Compito assegnato A
Quante righe delle voci contengono la stringa "icon"? Scrivi soltanto il numero.

Testo da leggere
^^^^
Questa situazione, purtroppo, ha riguardato non solo moltissimi italiani emigrati nel resto del mondo, ma anche italiani emigrati internamente in Italia. Proprio in questi giorni viene rievocato uno degli episodi più tristi della migrazione interna italiana, capitato esattamente cent’anni fa. Mi sembra utile rievocarlo in queste colonne perché dimostra quanto i problemi di razzismo, d’intolleranza e di violenza tra etnie diverse fossero simili, in quell’epoca, in ambienti di lavoro analoghi, anche in luoghi molto distanti tra loro come possono essere il Mezzogiorno d’Italia, la Provenza e la Svizzera.
La caccia all’italiano che si verificò alle Aigues-Mortes e durante i tumulti di Berna e Zurigo sul finire dell’Ottocento si ripeté con modalità analoghe proprio nel Mezzogiorno d’Italia, da cui partivano per l’estero moltissimi emigrati, meno di due decenni più tardi, con la differenza che la parte delle vittime toccò in questo caso ad emigrati sardi. L’episodio successe a Itri, un comune tra Gaeta e Formia, oggi in provincia di Latina (allora in provincia di Caserta), esattamente cent’anni fa il 12 e 13 luglio 1911.

«Morte ai Sardegnoli»!
In quegli anni si stava costruendo la Direttissima Roma-Napoli, alla cui realizzazione lavoravano anche molti emigrati sardi, reclutati tra gli esperti minatori del Sulcis-Iglesiente e forse attratti dalla prospettiva di migliori salari, ma incuranti dei pregiudizi che accompagnavano i sardi un po’ ovunque, anche nel resto d’Italia, ormai unita da una cinquantina d’anni. Spesso erano considerati alla stregua dei «selvaggi», grossolani, violenti e prepotenti, insomma gentaglia da cui stare alla larga.
^^^^
Elenchi di elementi di impaginazione con riquadri:

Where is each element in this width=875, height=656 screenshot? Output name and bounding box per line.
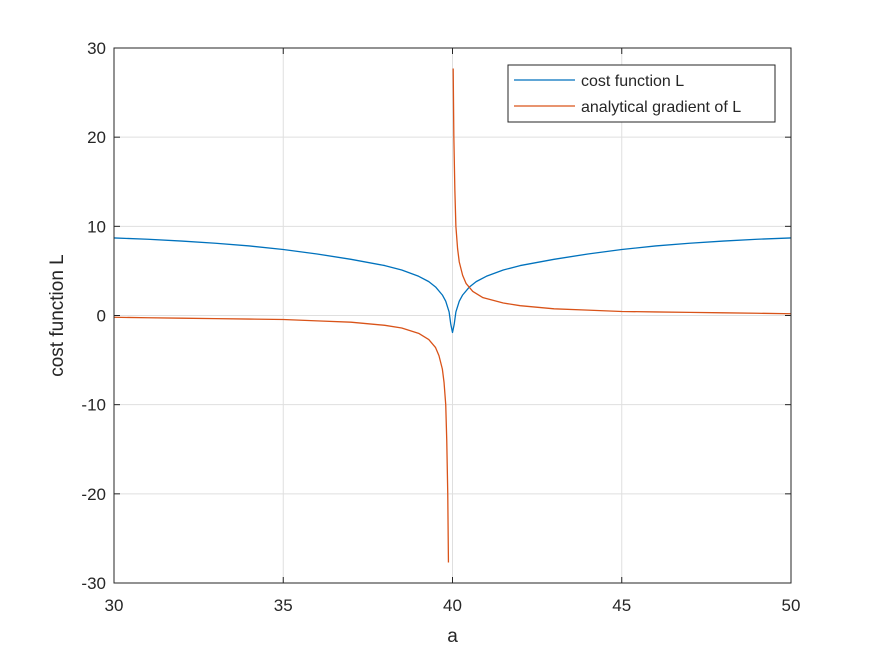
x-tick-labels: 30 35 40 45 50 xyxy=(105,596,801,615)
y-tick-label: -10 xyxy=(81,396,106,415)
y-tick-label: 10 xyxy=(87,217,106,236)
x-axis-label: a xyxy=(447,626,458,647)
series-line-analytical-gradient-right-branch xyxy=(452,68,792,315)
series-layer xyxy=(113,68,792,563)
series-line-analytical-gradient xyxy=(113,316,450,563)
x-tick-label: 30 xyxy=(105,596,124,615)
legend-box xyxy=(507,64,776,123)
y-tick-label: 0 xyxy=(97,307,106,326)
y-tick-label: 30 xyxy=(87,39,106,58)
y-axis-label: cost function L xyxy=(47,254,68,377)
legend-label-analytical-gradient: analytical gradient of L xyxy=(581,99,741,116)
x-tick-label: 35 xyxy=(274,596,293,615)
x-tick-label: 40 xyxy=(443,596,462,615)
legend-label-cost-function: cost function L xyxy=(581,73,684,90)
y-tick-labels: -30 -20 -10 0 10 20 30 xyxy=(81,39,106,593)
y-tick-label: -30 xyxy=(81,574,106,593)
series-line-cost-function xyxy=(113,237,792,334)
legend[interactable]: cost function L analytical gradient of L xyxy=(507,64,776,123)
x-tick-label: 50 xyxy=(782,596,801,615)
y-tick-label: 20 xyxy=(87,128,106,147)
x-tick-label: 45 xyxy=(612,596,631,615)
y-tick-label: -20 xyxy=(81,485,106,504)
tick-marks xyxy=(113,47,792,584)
^^^^
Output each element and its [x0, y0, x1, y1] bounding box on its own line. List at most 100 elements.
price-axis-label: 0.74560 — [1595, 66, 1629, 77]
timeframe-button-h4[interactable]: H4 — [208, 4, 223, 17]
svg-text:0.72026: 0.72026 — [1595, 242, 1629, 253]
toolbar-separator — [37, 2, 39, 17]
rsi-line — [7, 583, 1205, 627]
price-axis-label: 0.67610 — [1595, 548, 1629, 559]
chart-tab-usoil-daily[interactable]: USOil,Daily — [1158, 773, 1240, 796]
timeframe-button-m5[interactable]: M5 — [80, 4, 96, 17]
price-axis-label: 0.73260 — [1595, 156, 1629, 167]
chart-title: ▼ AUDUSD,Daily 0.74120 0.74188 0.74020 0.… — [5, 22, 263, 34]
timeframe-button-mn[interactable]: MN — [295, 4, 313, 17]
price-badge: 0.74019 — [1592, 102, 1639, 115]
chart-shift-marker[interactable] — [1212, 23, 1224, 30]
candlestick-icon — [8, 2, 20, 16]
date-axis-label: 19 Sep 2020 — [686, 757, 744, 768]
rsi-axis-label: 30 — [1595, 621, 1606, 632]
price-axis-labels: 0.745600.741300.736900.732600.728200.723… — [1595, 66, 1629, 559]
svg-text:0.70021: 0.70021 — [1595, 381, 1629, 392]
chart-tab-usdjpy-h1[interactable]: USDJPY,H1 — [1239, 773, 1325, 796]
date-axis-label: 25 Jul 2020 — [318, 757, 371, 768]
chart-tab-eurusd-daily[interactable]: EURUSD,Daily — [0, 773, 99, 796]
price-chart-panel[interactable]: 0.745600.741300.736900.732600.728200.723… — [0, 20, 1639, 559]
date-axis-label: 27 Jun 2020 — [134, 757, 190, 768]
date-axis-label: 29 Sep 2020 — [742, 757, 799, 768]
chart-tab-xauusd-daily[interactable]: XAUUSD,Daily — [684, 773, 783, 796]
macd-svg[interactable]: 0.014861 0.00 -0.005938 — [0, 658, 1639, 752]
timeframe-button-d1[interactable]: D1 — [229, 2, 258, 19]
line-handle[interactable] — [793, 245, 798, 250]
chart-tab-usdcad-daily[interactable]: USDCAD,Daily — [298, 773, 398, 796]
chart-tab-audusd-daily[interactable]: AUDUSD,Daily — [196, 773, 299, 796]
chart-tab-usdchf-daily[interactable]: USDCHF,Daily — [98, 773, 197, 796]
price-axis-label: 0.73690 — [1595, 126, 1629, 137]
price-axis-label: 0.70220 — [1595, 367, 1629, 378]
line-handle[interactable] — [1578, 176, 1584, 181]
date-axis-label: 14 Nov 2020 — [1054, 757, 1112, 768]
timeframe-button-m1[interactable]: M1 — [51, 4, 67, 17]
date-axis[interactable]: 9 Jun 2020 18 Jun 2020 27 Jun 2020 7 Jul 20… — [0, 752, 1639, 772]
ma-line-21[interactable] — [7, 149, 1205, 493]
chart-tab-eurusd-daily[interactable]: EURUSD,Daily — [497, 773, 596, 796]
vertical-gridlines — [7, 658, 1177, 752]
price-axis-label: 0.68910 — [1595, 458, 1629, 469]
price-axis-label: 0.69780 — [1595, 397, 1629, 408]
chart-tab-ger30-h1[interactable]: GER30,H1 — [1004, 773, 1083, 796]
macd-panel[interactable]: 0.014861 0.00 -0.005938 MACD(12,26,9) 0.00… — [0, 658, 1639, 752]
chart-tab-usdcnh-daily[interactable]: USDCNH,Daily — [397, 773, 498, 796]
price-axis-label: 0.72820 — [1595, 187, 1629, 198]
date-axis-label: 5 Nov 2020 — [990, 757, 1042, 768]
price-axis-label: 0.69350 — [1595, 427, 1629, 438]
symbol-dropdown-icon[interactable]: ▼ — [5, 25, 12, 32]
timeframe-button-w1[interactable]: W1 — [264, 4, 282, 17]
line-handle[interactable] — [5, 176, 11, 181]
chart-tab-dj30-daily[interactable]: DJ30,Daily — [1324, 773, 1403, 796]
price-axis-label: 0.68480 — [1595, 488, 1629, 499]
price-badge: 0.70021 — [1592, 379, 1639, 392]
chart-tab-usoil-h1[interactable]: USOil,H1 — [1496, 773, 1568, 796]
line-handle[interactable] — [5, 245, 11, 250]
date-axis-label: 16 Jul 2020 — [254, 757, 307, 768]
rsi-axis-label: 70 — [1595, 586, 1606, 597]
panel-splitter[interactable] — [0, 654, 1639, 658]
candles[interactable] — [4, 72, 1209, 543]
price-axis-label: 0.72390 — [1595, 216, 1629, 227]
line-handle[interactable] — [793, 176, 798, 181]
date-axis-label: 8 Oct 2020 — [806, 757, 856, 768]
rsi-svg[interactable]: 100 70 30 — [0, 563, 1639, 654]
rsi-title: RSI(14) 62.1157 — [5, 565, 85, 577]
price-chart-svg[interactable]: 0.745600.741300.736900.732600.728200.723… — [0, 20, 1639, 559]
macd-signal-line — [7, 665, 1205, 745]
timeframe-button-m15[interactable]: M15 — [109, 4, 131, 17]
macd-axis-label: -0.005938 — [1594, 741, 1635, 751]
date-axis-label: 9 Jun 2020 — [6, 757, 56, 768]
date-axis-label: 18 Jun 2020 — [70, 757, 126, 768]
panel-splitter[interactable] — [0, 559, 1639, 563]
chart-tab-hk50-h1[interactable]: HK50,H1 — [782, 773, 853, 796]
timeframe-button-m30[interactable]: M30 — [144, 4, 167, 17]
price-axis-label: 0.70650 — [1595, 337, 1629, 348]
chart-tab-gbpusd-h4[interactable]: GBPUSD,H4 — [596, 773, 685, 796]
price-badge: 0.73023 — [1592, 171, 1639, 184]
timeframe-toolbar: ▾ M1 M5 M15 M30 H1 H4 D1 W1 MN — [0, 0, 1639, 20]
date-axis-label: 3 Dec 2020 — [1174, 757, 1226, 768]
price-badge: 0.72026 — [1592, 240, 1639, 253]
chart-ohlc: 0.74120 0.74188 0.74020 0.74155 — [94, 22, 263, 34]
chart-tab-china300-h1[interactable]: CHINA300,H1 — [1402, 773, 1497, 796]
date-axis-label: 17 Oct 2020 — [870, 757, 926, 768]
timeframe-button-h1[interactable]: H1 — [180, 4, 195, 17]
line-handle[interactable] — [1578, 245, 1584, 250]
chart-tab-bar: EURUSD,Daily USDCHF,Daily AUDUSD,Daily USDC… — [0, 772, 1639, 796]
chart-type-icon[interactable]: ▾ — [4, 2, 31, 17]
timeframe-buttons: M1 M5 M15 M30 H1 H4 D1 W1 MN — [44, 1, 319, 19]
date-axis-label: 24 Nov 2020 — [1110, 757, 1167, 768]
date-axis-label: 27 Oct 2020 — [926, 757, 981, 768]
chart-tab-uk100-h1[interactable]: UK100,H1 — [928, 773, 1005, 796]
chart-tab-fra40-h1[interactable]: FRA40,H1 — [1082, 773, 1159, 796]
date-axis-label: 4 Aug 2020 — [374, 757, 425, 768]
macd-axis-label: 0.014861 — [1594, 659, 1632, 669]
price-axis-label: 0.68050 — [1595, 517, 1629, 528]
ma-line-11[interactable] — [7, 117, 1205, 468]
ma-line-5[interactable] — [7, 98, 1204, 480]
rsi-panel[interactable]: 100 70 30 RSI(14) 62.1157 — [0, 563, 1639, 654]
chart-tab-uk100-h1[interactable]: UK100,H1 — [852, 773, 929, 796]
^^^^
Compito assegnato B
Rispondi a queste domande sul testo dedicato ai fatti di Itri:
(i) Tra quali due località si trova il comune di Itri?
(ii) In quali giorni del luglio 1911 si verificò l'episodio?
(iii) Tra chi venivano reclutati gli emigrati sardi che lavoravano alla Direttissima Roma-Napoli?

Risposta completa A
3

Risposta completa B
(i) Tra Gaeta e Formia.
(ii) Il 12 e il 13 luglio 1911.
(iii) Tra gli esperti minatori del Sulcis-Iglesiente.